Your task is to copy every line of this material exactly.

— Begin INPUT MATERIAL —

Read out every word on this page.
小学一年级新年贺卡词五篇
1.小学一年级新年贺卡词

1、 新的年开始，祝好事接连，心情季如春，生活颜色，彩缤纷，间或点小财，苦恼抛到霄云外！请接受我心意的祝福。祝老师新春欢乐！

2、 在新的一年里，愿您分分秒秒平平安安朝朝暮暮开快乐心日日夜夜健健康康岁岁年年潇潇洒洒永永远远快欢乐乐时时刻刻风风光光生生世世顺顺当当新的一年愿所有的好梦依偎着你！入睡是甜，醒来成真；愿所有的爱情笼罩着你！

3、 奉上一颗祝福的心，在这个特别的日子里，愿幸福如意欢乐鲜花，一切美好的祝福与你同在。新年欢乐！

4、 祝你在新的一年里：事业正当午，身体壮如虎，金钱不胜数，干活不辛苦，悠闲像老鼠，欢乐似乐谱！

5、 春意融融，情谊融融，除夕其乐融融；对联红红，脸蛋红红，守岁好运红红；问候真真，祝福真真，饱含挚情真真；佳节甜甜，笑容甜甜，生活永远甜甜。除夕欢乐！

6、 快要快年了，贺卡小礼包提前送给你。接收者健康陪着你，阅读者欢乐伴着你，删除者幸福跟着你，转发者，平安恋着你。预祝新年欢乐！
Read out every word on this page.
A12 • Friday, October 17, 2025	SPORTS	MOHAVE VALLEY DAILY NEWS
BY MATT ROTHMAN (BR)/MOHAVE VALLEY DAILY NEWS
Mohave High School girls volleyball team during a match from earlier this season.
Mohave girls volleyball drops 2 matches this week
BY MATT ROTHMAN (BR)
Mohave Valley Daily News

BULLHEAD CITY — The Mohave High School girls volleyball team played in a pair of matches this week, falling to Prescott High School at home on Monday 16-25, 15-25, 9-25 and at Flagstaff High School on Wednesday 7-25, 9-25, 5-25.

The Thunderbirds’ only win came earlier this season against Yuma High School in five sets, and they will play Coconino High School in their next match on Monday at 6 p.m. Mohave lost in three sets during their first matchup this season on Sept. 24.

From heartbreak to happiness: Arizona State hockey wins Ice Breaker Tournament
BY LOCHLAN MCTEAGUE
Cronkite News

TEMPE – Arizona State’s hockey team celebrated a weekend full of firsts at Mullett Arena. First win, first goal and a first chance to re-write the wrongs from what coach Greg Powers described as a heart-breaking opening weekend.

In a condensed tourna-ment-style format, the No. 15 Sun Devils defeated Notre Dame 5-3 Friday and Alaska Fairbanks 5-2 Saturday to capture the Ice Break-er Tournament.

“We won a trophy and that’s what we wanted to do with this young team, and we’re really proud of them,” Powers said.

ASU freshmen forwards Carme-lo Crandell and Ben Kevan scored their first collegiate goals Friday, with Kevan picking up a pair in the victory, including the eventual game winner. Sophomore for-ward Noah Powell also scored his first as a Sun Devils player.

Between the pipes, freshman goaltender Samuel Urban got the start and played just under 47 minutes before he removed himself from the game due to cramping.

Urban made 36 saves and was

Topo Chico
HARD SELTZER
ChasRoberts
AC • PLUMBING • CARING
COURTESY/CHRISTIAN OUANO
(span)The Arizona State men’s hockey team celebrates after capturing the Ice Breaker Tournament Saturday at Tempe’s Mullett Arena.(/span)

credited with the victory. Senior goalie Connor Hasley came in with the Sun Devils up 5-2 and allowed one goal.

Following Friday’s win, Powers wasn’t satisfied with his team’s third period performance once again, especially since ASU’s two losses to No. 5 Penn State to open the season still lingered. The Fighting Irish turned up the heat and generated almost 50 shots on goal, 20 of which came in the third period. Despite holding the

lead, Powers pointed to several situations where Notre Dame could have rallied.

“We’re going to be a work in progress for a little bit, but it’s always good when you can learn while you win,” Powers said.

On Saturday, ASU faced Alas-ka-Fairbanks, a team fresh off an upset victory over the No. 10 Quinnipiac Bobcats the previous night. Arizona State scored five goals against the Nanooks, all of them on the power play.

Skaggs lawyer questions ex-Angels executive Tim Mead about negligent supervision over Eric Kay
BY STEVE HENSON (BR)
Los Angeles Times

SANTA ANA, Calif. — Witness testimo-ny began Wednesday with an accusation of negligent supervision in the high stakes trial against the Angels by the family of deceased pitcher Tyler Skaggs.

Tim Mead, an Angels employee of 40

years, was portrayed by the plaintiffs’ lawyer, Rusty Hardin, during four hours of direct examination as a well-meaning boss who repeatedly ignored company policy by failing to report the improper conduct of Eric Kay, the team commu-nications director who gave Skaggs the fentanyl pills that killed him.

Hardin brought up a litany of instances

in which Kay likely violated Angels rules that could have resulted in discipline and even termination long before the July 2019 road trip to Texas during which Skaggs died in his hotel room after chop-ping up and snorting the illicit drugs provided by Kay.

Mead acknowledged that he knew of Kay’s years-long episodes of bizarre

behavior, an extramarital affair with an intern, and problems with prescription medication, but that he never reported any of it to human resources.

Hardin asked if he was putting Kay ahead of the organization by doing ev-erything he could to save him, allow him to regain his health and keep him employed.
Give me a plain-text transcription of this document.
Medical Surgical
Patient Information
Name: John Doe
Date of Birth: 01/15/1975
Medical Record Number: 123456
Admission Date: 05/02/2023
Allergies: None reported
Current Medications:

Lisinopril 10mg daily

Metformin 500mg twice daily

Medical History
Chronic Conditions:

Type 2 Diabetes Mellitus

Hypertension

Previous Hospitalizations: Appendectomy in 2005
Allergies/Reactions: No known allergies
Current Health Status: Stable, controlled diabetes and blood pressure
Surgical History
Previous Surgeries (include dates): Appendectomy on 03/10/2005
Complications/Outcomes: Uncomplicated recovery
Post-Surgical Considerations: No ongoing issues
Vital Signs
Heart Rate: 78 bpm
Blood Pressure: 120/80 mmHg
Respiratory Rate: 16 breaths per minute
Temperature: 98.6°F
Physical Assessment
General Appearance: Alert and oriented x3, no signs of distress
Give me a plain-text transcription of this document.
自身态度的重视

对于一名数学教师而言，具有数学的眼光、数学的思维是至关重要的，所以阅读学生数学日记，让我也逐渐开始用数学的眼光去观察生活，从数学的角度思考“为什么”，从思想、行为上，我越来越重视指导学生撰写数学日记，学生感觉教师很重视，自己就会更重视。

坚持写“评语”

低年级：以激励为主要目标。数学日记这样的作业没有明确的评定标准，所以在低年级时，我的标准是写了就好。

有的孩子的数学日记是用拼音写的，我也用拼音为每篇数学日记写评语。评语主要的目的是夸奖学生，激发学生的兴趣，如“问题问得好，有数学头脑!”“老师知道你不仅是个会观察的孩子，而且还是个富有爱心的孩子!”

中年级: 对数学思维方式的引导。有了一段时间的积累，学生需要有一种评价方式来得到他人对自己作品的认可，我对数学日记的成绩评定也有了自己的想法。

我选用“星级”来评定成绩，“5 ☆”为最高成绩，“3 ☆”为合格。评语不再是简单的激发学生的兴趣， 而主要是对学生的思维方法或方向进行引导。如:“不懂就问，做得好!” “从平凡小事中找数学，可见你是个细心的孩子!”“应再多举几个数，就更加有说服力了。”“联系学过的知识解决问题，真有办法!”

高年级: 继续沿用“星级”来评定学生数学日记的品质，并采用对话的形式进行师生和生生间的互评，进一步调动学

— End INPUT MATERIAL —

**EXPECTED OUTPUT:**
Read out every word on this page.
小学一年级新年贺卡词五篇
1.小学一年级新年贺卡词

1、 新的年开始，祝好事接连，心情季如春，生活颜色，彩缤纷，间或点小财，苦恼抛到霄云外！请接受我心意的祝福。祝老师新春欢乐！

2、 在新的一年里，愿您分分秒秒平平安安朝朝暮暮开快乐心日日夜夜健健康康岁岁年年潇潇洒洒永永远远快欢乐乐时时刻刻风风光光生生世世顺顺当当新的一年愿所有的好梦依偎着你！入睡是甜，醒来成真；愿所有的爱情笼罩着你！

3、 奉上一颗祝福的心，在这个特别的日子里，愿幸福如意欢乐鲜花，一切美好的祝福与你同在。新年欢乐！

4、 祝你在新的一年里：事业正当午，身体壮如虎，金钱不胜数，干活不辛苦，悠闲像老鼠，欢乐似乐谱！

5、 春意融融，情谊融融，除夕其乐融融；对联红红，脸蛋红红，守岁好运红红；问候真真，祝福真真，饱含挚情真真；佳节甜甜，笑容甜甜，生活永远甜甜。除夕欢乐！

6、 快要快年了，贺卡小礼包提前送给你。接收者健康陪着你，阅读者欢乐伴着你，删除者幸福跟着你，转发者，平安恋着你。预祝新年欢乐！
Read out every word on this page.
A12 • Friday, October 17, 2025	SPORTS	MOHAVE VALLEY DAILY NEWS
BY MATT ROTHMAN (BR)/MOHAVE VALLEY DAILY NEWS
Mohave High School girls volleyball team during a match from earlier this season.
Mohave girls volleyball drops 2 matches this week
BY MATT ROTHMAN (BR)
Mohave Valley Daily News

BULLHEAD CITY — The Mohave High School girls volleyball team played in a pair of matches this week, falling to Prescott High School at home on Monday 16-25, 15-25, 9-25 and at Flagstaff High School on Wednesday 7-25, 9-25, 5-25.

The Thunderbirds’ only win came earlier this season against Yuma High School in five sets, and they will play Coconino High School in their next match on Monday at 6 p.m. Mohave lost in three sets during their first matchup this season on Sept. 24.

From heartbreak to happiness: Arizona State hockey wins Ice Breaker Tournament
BY LOCHLAN MCTEAGUE
Cronkite News

TEMPE – Arizona State’s hockey team celebrated a weekend full of firsts at Mullett Arena. First win, first goal and a first chance to re-write the wrongs from what coach Greg Powers described as a heart-breaking opening weekend.

In a condensed tourna-ment-style format, the No. 15 Sun Devils defeated Notre Dame 5-3 Friday and Alaska Fairbanks 5-2 Saturday to capture the Ice Break-er Tournament.

“We won a trophy and that’s what we wanted to do with this young team, and we’re really proud of them,” Powers said.

ASU freshmen forwards Carme-lo Crandell and Ben Kevan scored their first collegiate goals Friday, with Kevan picking up a pair in the victory, including the eventual game winner. Sophomore for-ward Noah Powell also scored his first as a Sun Devils player.

Between the pipes, freshman goaltender Samuel Urban got the start and played just under 47 minutes before he removed himself from the game due to cramping.

Urban made 36 saves and was

Topo Chico
HARD SELTZER
ChasRoberts
AC • PLUMBING • CARING
COURTESY/CHRISTIAN OUANO
(span)The Arizona State men’s hockey team celebrates after capturing the Ice Breaker Tournament Saturday at Tempe’s Mullett Arena.(/span)

credited with the victory. Senior goalie Connor Hasley came in with the Sun Devils up 5-2 and allowed one goal.

Following Friday’s win, Powers wasn’t satisfied with his team’s third period performance once again, especially since ASU’s two losses to No. 5 Penn State to open the season still lingered. The Fighting Irish turned up the heat and generated almost 50 shots on goal, 20 of which came in the third period. Despite holding the

lead, Powers pointed to several situations where Notre Dame could have rallied.

“We’re going to be a work in progress for a little bit, but it’s always good when you can learn while you win,” Powers said.

On Saturday, ASU faced Alas-ka-Fairbanks, a team fresh off an upset victory over the No. 10 Quinnipiac Bobcats the previous night. Arizona State scored five goals against the Nanooks, all of them on the power play.

Skaggs lawyer questions ex-Angels executive Tim Mead about negligent supervision over Eric Kay
BY STEVE HENSON (BR)
Los Angeles Times

SANTA ANA, Calif. — Witness testimo-ny began Wednesday with an accusation of negligent supervision in the high stakes trial against the Angels by the family of deceased pitcher Tyler Skaggs.

Tim Mead, an Angels employee of 40

years, was portrayed by the plaintiffs’ lawyer, Rusty Hardin, during four hours of direct examination as a well-meaning boss who repeatedly ignored company policy by failing to report the improper conduct of Eric Kay, the team commu-nications director who gave Skaggs the fentanyl pills that killed him.

Hardin brought up a litany of instances

in which Kay likely violated Angels rules that could have resulted in discipline and even termination long before the July 2019 road trip to Texas during which Skaggs died in his hotel room after chop-ping up and snorting the illicit drugs provided by Kay.

Mead acknowledged that he knew of Kay’s years-long episodes of bizarre

behavior, an extramarital affair with an intern, and problems with prescription medication, but that he never reported any of it to human resources.

Hardin asked if he was putting Kay ahead of the organization by doing ev-erything he could to save him, allow him to regain his health and keep him employed.
Give me a plain-text transcription of this document.
Medical Surgical
Patient Information
Name: John Doe
Date of Birth: 01/15/1975
Medical Record Number: 123456
Admission Date: 05/02/2023
Allergies: None reported
Current Medications:

Lisinopril 10mg daily

Metformin 500mg twice daily

Medical History
Chronic Conditions:

Type 2 Diabetes Mellitus

Hypertension

Previous Hospitalizations: Appendectomy in 2005
Allergies/Reactions: No known allergies
Current Health Status: Stable, controlled diabetes and blood pressure
Surgical History
Previous Surgeries (include dates): Appendectomy on 03/10/2005
Complications/Outcomes: Uncomplicated recovery
Post-Surgical Considerations: No ongoing issues
Vital Signs
Heart Rate: 78 bpm
Blood Pressure: 120/80 mmHg
Respiratory Rate: 16 breaths per minute
Temperature: 98.6°F
Physical Assessment
General Appearance: Alert and oriented x3, no signs of distress
Give me a plain-text transcription of this document.
自身态度的重视

对于一名数学教师而言，具有数学的眼光、数学的思维是至关重要的，所以阅读学生数学日记，让我也逐渐开始用数学的眼光去观察生活，从数学的角度思考“为什么”，从思想、行为上，我越来越重视指导学生撰写数学日记，学生感觉教师很重视，自己就会更重视。

坚持写“评语”

低年级：以激励为主要目标。数学日记这样的作业没有明确的评定标准，所以在低年级时，我的标准是写了就好。

有的孩子的数学日记是用拼音写的，我也用拼音为每篇数学日记写评语。评语主要的目的是夸奖学生，激发学生的兴趣，如“问题问得好，有数学头脑!”“老师知道你不仅是个会观察的孩子，而且还是个富有爱心的孩子!”

中年级: 对数学思维方式的引导。有了一段时间的积累，学生需要有一种评价方式来得到他人对自己作品的认可，我对数学日记的成绩评定也有了自己的想法。

我选用“星级”来评定成绩，“5 ☆”为最高成绩，“3 ☆”为合格。评语不再是简单的激发学生的兴趣， 而主要是对学生的思维方法或方向进行引导。如:“不懂就问，做得好!” “从平凡小事中找数学，可见你是个细心的孩子!”“应再多举几个数，就更加有说服力了。”“联系学过的知识解决问题，真有办法!”

高年级: 继续沿用“星级”来评定学生数学日记的品质，并采用对话的形式进行师生和生生间的互评，进一步调动学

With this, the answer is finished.